→ Exercise prompt
Reproduce the lines below verbatim, omitting the pictures.

→ Records for the exercise
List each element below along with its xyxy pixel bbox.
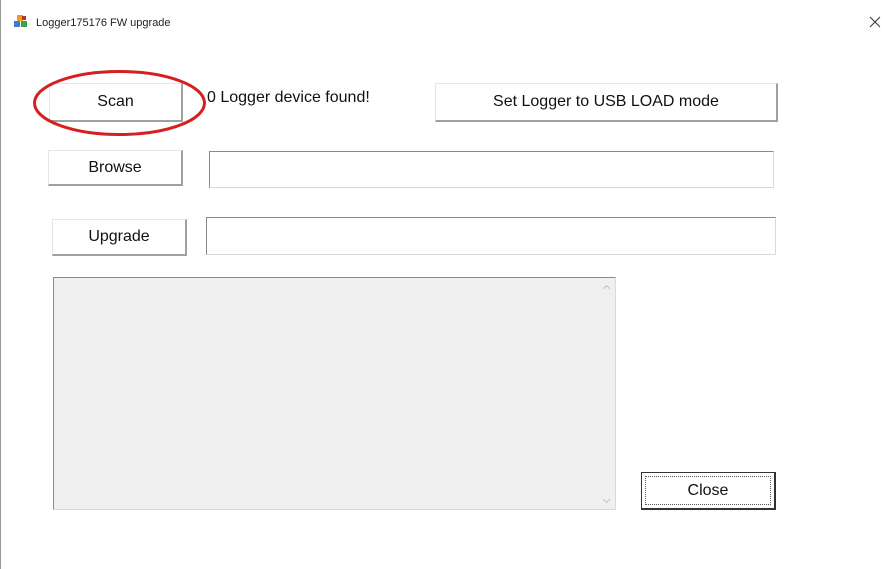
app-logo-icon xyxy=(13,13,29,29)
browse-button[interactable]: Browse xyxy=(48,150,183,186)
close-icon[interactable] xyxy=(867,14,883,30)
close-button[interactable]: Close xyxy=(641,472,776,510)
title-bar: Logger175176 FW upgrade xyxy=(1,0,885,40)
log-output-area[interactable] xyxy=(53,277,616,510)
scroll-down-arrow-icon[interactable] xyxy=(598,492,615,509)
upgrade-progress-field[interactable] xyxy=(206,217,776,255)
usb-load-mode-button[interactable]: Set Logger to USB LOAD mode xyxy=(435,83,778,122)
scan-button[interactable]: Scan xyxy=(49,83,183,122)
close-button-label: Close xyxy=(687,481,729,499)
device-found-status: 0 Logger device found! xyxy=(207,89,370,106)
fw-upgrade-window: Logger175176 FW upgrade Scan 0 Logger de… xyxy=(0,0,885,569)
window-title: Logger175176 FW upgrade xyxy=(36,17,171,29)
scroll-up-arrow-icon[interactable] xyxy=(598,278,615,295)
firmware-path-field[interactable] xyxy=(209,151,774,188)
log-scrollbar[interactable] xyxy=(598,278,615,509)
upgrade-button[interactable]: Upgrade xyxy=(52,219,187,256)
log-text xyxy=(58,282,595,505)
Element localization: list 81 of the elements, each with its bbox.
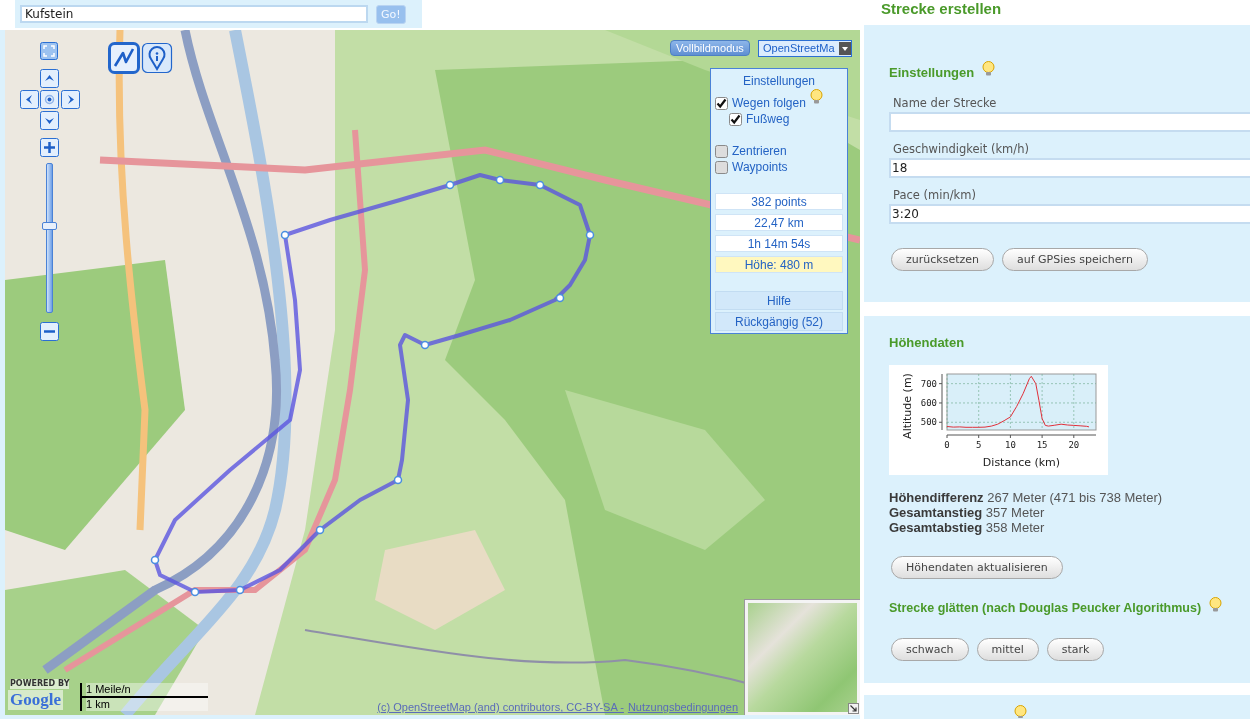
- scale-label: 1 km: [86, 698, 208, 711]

→ Response for this exercise
List each element below along with its xyxy pixel bbox.
app-logo-icon xyxy=(13,13,29,29)
browse-button[interactable]: Browse xyxy=(48,150,183,186)
close-icon[interactable] xyxy=(867,14,883,30)
close-button[interactable]: Close xyxy=(641,472,776,510)
title-bar: Logger175176 FW upgrade xyxy=(1,0,885,40)
log-output-area[interactable] xyxy=(53,277,616,510)
scroll-down-arrow-icon[interactable] xyxy=(598,492,615,509)
upgrade-progress-field[interactable] xyxy=(206,217,776,255)
usb-load-mode-button[interactable]: Set Logger to USB LOAD mode xyxy=(435,83,778,122)
scan-button[interactable]: Scan xyxy=(49,83,183,122)
close-button-label: Close xyxy=(687,481,729,499)
device-found-status: 0 Logger device found! xyxy=(207,89,370,106)
fw-upgrade-window: Logger175176 FW upgrade Scan 0 Logger de… xyxy=(0,0,885,569)
window-title: Logger175176 FW upgrade xyxy=(36,17,171,29)
scroll-up-arrow-icon[interactable] xyxy=(598,278,615,295)
firmware-path-field[interactable] xyxy=(209,151,774,188)
log-scrollbar[interactable] xyxy=(598,278,615,509)
upgrade-button[interactable]: Upgrade xyxy=(52,219,187,256)
log-text xyxy=(58,282,595,505)
Element localization: list 81 of the elements, each with its bbox.
- scale-label: 1 km: [86, 698, 208, 711]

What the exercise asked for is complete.